== PROBLEMS TO SOLVE ==
a) In the final paragraph of the glioblastoma co-culture protocol below, find every volume given in microliters and state what substance each one measures.
b) Decide whether each statement agrees with the glioblastoma co-culture protocol below, answering yes or no and quoting the words that settle it: (i) The PEGylated solution keeps neurons from adhering at random places. (ii) The coverslips stay in the desiccator with 3-aminopropyl triethoxysilane for 5 minutes. (iii) Laminin is described as a glycoprotein.
c) Write the next few steps of the glioblastoma co-culture protocol below, continuing after its last sentence.
-- SELECTED EXTRACT follows --
Co-Culturing Glioblastoma Cells on Patterned Neurons: A Technique to Monitor the Migration of Glioblastoma Cells on Rat Hippocampal Neurons In Vitro

Glioblastoma possesses stem-like cells that migrate along the axonal tracts of myelinated neurons to invade distant locations in the brain. To recapitulate the migration of glioblastoma or GBM cells on neurons in vitro, begin by taking a glass coverslip.

Activate the coverslip by oxygen plasma treatment and prime it with a functionalizing agent. This treatment supports easy access to the chemicals in subsequent steps. Add PEGylated solution to the coverslip and incubate. This solution coats the coverslip preventing neuron adhesion at random places.

Dispense a photoinitiator polymer onto the coverslip and mount it in the imaging chamber. Place the chamber on the stage of a fluorescence microscope. Once inside, the UV illumination activates the photoinitiator molecules locally at the designated areas corresponding to the envisioned micropatterns.

The activated photoinitiator molecules cleave the underlying PEG layer, generating the desired pattern. Now, add the laminin solution and incubate. Laminin - a glycoprotein - gets deposited at specific places where the PEG layer has been removed. Seed the media containing rat hippocampal neurons onto the coverslip.

Incubate to allow adherence of the neurons onto the laminin-coated arrays to obtain neuron-micropatterned coverslips. Deposit a suspension of fluorescently-labeled GBM cells over the micropatterned neurons. Image to see the fluorescent GBM cells migrating on neurons.

To make a substrate for the micropatterning, treat 18-millimeter circular glass coverslips by air or plasma activation for 5 minutes before placing the coverslips in a desiccator with 100 microliters of 3-aminopropyl triethoxysilane for 1 hour. Then, incubate a solution of Peg-SVA at 100 milligrams per milliliter for 1 hour for gel deposition. At the end of the incubation, add 3 microliters of PLPP and 50 microliters of absolute ethanol onto the center of the slide and wait until it dries completely.
-- SELECTED EXTRACT concluded --
-- ENTRIES SUPPLIED follows --
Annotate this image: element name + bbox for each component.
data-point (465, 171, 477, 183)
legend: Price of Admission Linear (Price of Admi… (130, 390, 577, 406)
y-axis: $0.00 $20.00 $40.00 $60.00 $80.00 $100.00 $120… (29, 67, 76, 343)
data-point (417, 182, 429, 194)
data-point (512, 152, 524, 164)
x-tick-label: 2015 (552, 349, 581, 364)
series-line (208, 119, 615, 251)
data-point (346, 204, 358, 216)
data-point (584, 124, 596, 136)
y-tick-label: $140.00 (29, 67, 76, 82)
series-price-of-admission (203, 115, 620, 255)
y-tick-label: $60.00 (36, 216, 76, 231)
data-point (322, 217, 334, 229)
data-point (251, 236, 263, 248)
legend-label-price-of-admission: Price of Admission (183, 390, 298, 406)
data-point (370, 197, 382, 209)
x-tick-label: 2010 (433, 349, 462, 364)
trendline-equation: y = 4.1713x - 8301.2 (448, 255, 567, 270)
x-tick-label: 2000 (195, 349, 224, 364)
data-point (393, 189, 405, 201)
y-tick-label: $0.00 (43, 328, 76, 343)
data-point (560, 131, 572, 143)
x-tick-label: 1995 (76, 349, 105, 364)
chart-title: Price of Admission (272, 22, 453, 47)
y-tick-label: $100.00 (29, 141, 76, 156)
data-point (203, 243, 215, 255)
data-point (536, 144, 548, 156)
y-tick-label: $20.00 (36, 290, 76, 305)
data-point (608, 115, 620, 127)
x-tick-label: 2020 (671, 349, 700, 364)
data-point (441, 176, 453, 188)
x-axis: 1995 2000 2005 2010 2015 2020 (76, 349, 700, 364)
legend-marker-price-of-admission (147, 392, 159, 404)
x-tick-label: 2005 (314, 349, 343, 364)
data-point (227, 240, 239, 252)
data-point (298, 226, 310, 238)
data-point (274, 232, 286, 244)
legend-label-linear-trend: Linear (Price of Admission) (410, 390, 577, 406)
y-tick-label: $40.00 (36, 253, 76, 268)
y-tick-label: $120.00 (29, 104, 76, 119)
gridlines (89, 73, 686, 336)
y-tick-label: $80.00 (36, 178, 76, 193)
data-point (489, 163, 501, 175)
-- ENTRIES SUPPLIED concluded --
== ANSWERS FOR EACH ITEM ==
a)
- 100 microliters of 3-aminopropyl triethoxysilane
- 3 microliters of PLPP
- 50 microliters of absolute ethanol

b)
(i) Yes: "This solution coats the coverslip preventing neuron adhesion at random places."
(ii) No: "placing the coverslips in a desiccator with 100 microliters of 3-aminopropyl triethoxysilane for 1 hour"
(iii) Yes: "Laminin - a glycoprotein - gets deposited at specific places where the PEG layer has been removed."

c)
For glass slide micropatterning, mount the coverslip in a Ludin chamber and place the chamber onto the stage of a microscope equipped with an auto-focus system. After imaging, load the micropatterned images into the software. After automatic UV-illumination sequencing, use a pipette to wash the PLPP from the coverslip extensively with PBS. Then, incubate the coverslip with 50 micrograms per milliliter of laminin for 30 minutes, followed by another wash with PBS as demonstrated.

To set up an embryonic rat hippocampal neuron culture on the micropatterned coverslips, after the last wash, rehydrate the glass slides with neuronal cell culture medium. Seed 5 times 10 to the fourth rat hippocampal neurons suspended in neurobasal medium enriched with 3% horse serum per square centimeter onto each micropatterned coverslip for a 24-hour incubation in a 5% carbon dioxide incubator at 37 degrees Celsius. Centrifuge dissociated glioblastoma cells for 5 minutes at 1,000 rpm and resuspend the pellet in glioblastoma cell culture medium. Then, deposit 1 times 10 to the third GBM cells over the micropatterned neurons.